» **Stored records**
- - -
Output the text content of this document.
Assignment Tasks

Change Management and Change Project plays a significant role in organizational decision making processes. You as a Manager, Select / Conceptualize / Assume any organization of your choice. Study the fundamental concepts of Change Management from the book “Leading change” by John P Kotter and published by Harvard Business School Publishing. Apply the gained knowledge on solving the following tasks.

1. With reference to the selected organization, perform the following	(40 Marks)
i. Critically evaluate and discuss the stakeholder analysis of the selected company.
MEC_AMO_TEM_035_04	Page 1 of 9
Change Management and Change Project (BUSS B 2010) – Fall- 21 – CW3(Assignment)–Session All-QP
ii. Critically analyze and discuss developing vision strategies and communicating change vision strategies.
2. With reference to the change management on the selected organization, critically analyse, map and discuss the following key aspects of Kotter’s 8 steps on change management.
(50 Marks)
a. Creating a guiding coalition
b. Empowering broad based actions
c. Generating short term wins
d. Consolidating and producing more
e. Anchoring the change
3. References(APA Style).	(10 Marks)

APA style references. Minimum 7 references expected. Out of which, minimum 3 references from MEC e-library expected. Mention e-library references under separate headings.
- - -
» **Problem description**
Return all of the entries exactly as written.

» **Completed exercise**
Output the text content of this document.
Assignment Tasks

Change Management and Change Project plays a significant role in organizational decision making processes. You as a Manager, Select / Conceptualize / Assume any organization of your choice. Study the fundamental concepts of Change Management from the book “Leading change” by John P Kotter and published by Harvard Business School Publishing. Apply the gained knowledge on solving the following tasks.

1. With reference to the selected organization, perform the following	(40 Marks)
i. Critically evaluate and discuss the stakeholder analysis of the selected company.
MEC_AMO_TEM_035_04	Page 1 of 9
Change Management and Change Project (BUSS B 2010) – Fall- 21 – CW3(Assignment)–Session All-QP
ii. Critically analyze and discuss developing vision strategies and communicating change vision strategies.
2. With reference to the change management on the selected organization, critically analyse, map and discuss the following key aspects of Kotter’s 8 steps on change management.
(50 Marks)
a. Creating a guiding coalition
b. Empowering broad based actions
c. Generating short term wins
d. Consolidating and producing more
e. Anchoring the change
3. References(APA Style).	(10 Marks)

APA style references. Minimum 7 references expected. Out of which, minimum 3 references from MEC e-library expected. Mention e-library references under separate headings.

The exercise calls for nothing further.